▶ **Box annotation data**

— begin —

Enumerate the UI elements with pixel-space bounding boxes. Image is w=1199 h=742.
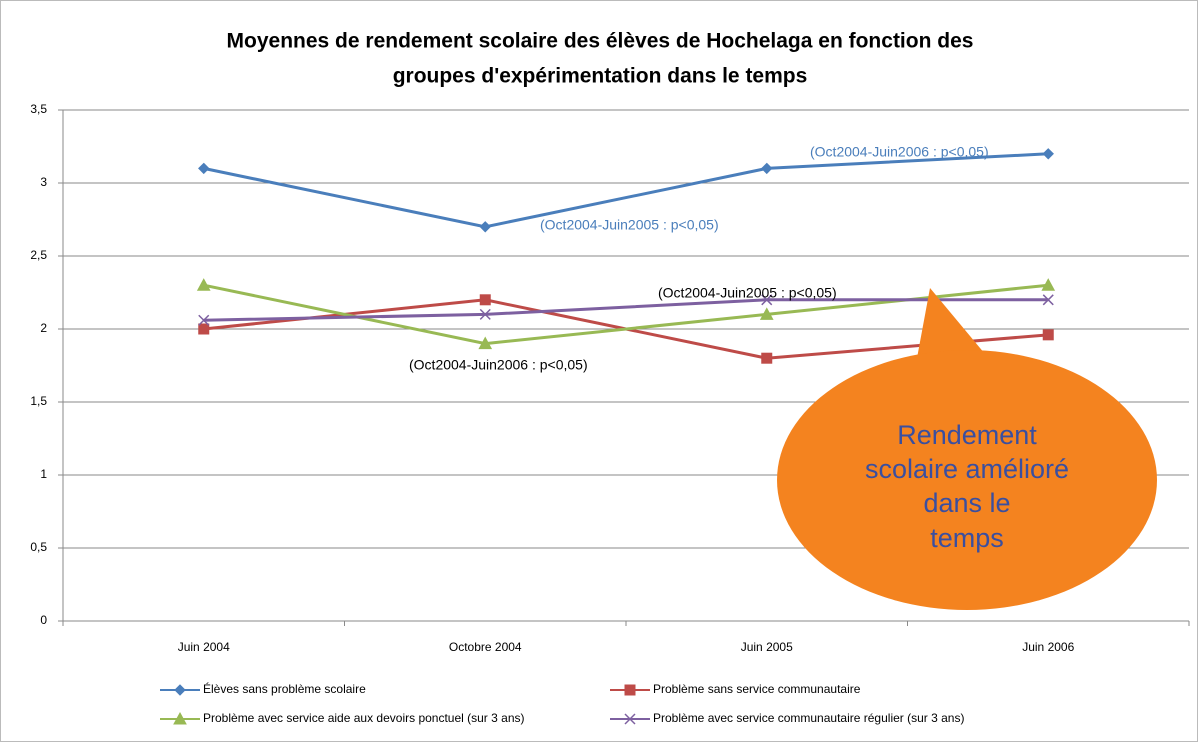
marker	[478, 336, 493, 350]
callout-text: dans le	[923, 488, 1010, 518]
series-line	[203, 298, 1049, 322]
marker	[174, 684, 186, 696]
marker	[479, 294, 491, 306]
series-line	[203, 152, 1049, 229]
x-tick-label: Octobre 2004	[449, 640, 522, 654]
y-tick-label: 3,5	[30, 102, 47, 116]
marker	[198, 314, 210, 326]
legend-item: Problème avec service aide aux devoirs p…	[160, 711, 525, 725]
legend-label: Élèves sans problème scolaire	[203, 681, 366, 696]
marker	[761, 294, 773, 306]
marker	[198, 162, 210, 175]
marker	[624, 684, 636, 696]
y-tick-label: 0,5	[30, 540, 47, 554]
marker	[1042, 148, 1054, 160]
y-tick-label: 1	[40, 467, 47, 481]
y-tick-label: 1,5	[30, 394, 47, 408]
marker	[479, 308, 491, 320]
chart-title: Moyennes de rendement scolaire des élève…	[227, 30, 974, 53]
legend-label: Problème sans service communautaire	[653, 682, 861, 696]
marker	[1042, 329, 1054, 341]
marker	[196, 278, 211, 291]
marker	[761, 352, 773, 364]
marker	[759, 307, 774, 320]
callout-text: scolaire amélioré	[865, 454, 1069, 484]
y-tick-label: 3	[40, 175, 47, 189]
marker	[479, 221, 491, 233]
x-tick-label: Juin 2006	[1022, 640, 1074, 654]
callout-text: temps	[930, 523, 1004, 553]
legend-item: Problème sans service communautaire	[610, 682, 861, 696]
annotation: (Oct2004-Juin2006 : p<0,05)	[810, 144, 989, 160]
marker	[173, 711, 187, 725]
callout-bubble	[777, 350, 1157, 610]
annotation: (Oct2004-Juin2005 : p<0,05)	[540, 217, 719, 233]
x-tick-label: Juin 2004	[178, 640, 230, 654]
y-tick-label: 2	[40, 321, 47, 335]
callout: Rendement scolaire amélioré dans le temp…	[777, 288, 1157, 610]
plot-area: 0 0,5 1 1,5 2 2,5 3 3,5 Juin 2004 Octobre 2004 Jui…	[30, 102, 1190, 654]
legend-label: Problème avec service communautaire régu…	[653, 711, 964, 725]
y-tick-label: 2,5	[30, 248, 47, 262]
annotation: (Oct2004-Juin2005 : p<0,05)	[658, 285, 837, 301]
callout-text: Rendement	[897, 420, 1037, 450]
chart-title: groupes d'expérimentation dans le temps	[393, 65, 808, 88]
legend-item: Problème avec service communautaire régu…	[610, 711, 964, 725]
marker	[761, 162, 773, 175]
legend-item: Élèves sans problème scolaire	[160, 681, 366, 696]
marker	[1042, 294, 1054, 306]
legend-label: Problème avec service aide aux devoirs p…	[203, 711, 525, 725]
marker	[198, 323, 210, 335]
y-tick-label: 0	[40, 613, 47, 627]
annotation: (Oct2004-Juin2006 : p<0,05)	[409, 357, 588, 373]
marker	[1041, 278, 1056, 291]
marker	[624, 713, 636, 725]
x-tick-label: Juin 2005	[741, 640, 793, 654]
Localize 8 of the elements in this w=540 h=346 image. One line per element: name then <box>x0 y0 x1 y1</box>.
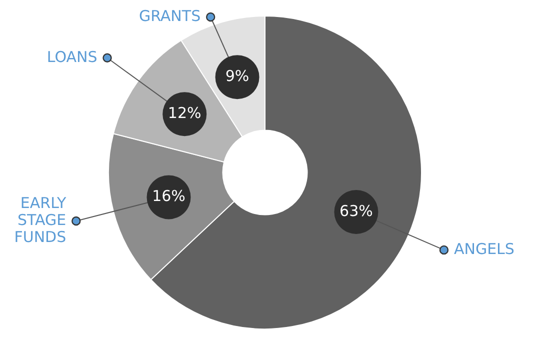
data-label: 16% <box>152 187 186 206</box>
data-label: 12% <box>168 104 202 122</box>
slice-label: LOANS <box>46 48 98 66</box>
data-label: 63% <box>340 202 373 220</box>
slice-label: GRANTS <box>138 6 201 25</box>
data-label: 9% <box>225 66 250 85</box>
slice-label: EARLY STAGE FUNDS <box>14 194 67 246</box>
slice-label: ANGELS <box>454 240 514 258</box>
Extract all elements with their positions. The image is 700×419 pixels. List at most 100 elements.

— end —
— begin —

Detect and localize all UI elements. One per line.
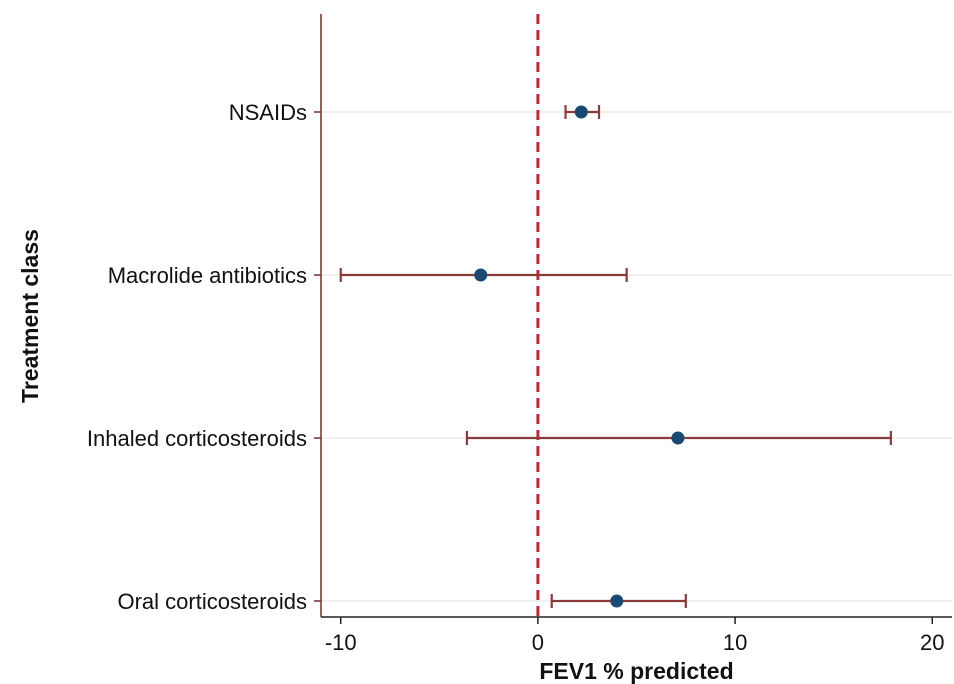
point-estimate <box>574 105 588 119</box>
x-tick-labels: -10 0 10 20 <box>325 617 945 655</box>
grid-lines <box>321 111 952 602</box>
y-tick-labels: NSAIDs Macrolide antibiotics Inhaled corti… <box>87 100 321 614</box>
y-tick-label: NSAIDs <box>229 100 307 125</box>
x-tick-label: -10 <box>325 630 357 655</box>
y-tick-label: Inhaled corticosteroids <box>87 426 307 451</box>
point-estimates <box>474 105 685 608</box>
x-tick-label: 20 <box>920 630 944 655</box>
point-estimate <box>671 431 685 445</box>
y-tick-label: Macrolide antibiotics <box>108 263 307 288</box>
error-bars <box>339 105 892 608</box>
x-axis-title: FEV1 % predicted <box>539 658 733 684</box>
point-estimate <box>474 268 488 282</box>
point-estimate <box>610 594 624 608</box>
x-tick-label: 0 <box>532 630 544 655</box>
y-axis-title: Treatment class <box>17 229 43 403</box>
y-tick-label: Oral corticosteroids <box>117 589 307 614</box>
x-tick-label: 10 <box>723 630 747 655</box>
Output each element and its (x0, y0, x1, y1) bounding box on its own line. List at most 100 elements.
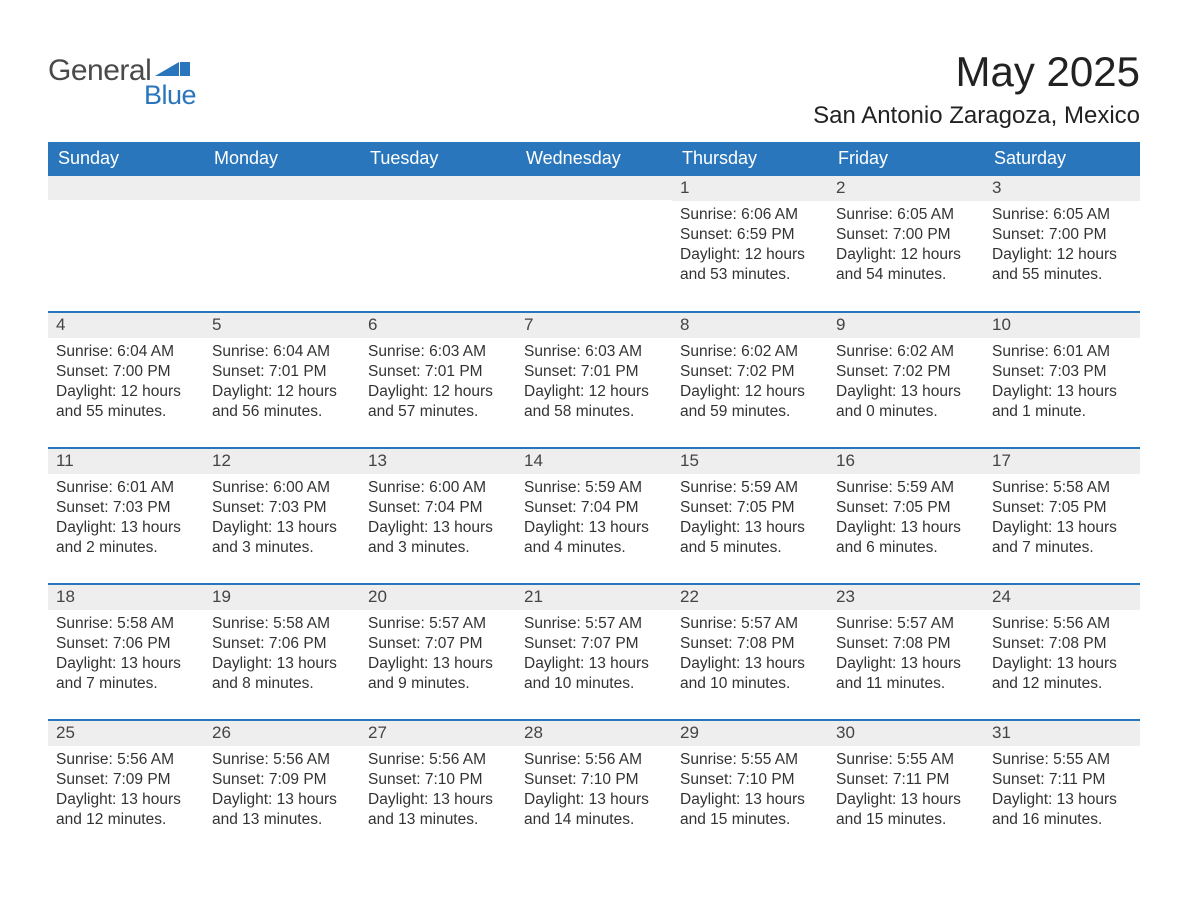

— end —
— begin —

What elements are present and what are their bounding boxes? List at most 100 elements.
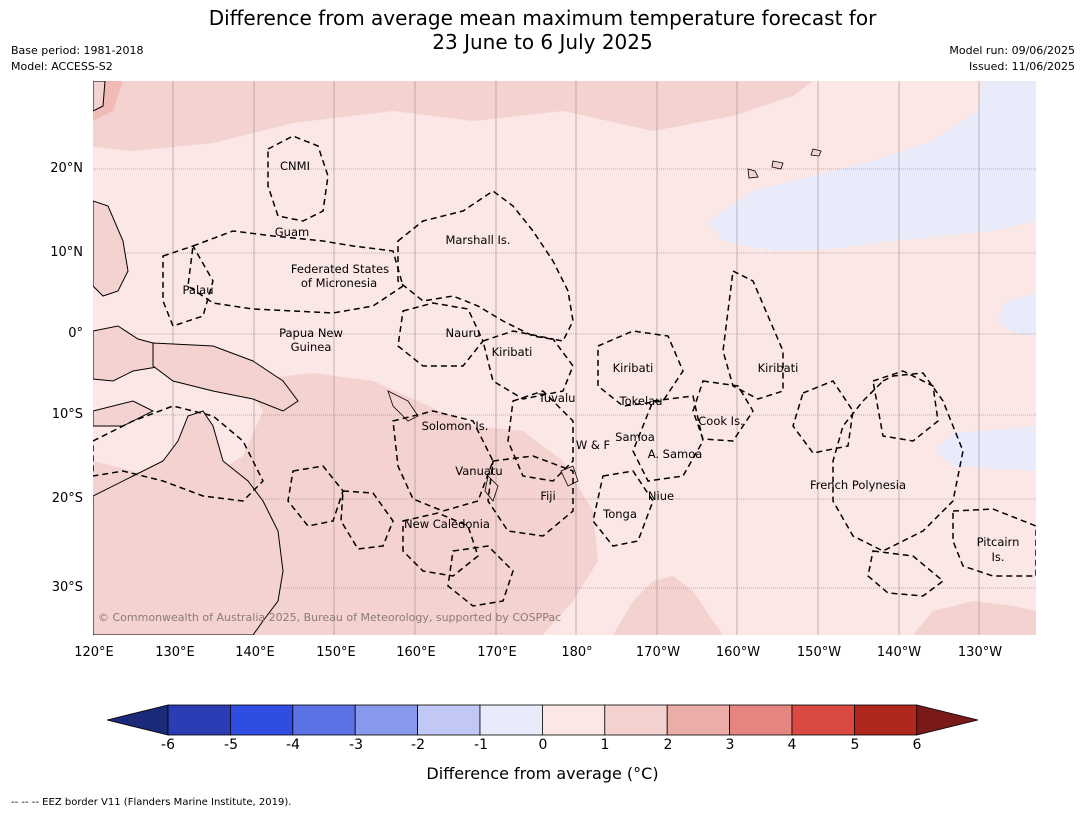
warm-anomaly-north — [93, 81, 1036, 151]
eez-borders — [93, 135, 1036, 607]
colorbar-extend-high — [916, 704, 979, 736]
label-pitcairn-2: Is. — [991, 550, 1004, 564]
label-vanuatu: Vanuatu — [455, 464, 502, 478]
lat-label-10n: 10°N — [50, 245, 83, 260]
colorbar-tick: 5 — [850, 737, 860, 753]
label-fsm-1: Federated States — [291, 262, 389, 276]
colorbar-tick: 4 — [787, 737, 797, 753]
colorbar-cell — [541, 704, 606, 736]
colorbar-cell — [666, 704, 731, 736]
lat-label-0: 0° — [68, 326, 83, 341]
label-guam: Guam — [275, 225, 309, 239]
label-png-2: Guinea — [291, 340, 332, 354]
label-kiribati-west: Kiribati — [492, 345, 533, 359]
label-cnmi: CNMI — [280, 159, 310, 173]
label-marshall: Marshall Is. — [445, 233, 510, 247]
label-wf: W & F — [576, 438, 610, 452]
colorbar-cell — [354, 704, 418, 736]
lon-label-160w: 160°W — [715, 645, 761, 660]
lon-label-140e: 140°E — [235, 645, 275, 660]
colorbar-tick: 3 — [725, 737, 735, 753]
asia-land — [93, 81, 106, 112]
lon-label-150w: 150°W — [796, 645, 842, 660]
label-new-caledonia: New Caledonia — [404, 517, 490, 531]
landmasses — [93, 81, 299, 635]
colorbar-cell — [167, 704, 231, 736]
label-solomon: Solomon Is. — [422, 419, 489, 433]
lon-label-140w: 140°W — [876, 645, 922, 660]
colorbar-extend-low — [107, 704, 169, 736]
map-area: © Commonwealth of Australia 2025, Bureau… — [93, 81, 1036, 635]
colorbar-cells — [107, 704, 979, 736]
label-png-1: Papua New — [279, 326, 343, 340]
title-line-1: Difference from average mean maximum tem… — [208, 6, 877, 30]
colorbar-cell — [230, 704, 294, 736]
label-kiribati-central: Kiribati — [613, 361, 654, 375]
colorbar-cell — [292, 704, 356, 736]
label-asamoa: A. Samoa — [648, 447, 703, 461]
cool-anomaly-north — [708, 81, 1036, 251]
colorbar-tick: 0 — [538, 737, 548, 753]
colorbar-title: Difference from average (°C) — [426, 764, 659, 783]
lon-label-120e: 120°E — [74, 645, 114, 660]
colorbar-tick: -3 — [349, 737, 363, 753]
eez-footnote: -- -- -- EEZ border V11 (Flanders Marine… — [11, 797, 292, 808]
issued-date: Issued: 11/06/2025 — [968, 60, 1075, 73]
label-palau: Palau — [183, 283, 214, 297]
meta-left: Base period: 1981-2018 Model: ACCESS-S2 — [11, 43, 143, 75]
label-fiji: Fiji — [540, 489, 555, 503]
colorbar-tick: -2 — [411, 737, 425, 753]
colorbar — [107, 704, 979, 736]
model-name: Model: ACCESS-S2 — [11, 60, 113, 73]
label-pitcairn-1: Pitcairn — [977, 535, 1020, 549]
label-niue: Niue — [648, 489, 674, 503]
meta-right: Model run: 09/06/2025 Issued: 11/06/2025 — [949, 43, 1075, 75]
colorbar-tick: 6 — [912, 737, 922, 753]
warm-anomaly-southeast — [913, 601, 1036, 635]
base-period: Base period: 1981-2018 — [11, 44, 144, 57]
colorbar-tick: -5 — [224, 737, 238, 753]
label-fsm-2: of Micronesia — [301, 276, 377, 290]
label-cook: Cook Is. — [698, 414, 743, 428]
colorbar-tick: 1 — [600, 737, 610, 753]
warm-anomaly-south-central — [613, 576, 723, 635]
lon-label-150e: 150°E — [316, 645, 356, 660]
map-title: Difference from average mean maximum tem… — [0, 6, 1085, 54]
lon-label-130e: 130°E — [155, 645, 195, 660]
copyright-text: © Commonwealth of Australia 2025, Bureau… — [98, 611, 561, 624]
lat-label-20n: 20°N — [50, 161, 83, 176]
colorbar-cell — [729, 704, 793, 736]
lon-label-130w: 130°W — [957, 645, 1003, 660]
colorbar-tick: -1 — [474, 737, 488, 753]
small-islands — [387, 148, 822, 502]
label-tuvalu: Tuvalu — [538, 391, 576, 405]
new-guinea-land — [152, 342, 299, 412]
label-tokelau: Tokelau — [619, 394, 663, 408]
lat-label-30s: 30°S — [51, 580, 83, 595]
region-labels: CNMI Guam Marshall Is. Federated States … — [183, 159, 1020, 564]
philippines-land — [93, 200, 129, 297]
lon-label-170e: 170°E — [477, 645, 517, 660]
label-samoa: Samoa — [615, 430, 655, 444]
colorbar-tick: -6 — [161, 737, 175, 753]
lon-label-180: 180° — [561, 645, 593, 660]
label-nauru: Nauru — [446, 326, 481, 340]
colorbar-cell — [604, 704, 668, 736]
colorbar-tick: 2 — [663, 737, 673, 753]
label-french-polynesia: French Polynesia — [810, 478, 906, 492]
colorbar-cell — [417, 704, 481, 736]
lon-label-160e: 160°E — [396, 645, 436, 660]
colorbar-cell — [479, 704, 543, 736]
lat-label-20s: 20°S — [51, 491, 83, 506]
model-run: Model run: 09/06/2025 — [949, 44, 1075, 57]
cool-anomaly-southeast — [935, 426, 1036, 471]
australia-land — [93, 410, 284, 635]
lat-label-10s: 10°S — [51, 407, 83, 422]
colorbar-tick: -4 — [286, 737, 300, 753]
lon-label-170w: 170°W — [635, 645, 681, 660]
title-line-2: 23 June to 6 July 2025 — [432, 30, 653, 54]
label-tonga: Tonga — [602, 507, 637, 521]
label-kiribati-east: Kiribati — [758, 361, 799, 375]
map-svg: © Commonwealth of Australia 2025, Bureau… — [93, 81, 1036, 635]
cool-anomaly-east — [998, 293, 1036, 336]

— end —

▶ **THE REQUEST**
Write out the lines exactly as they appear, beginning with the line containing "Localize 8 of" and continuing through the line containing "Extract all elements", and leave the pictures out of your answer.

▶ **COMPLETED TASK**
Localize 8 of the elements in this w=540 h=346 image. One line per element: name then <box>x0 y0 x1 y1</box>.
data-label: 16% <box>152 187 186 206</box>
data-label: 12% <box>168 104 202 122</box>
slice-label: LOANS <box>46 48 98 66</box>
data-label: 63% <box>340 202 373 220</box>
slice-label: GRANTS <box>138 6 201 25</box>
data-label: 9% <box>225 66 250 85</box>
slice-label: EARLY STAGE FUNDS <box>14 194 67 246</box>
slice-label: ANGELS <box>454 240 514 258</box>
Extract all elements with their positions. The image is 700×419 pixels. List at most 100 elements.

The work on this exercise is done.